● **Stated task**: Return only the number of lines holding the word "name".

● **Dataset listings of figures**:
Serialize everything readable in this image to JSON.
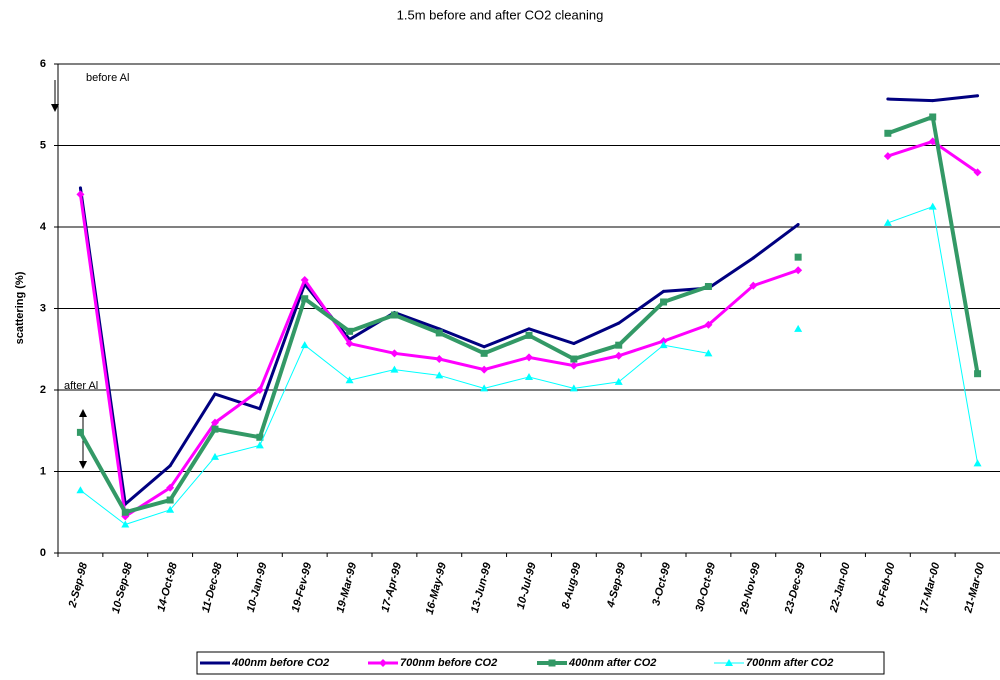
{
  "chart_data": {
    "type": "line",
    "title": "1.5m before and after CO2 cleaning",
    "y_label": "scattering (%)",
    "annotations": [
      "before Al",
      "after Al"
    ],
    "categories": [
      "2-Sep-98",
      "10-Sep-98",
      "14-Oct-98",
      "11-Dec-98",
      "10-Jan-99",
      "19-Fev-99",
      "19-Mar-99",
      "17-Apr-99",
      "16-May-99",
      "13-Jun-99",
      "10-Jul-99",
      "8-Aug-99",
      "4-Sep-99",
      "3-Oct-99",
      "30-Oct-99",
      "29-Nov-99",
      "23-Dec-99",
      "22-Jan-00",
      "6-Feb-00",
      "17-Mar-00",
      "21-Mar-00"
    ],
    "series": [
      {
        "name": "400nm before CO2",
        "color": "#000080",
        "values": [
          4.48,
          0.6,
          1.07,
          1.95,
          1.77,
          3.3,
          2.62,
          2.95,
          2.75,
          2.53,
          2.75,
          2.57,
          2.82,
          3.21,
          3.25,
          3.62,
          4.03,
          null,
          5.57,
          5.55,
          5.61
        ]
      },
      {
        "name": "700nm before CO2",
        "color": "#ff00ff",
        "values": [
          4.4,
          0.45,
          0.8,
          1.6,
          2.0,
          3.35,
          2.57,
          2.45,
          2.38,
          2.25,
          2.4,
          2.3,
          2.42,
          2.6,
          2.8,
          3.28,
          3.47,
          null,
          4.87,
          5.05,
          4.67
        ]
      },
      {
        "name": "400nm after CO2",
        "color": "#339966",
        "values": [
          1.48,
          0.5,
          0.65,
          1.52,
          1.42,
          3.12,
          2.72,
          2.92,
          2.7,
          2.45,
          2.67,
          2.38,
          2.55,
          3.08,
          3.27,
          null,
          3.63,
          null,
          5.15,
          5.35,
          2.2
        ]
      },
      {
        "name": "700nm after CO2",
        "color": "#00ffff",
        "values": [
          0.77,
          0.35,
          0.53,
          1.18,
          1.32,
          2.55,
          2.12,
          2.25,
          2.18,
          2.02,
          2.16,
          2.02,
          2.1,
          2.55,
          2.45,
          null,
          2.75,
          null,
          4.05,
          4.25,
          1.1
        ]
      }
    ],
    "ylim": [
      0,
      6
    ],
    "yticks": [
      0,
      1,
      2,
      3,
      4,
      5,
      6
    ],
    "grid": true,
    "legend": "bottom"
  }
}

● **Exercise answer**: 4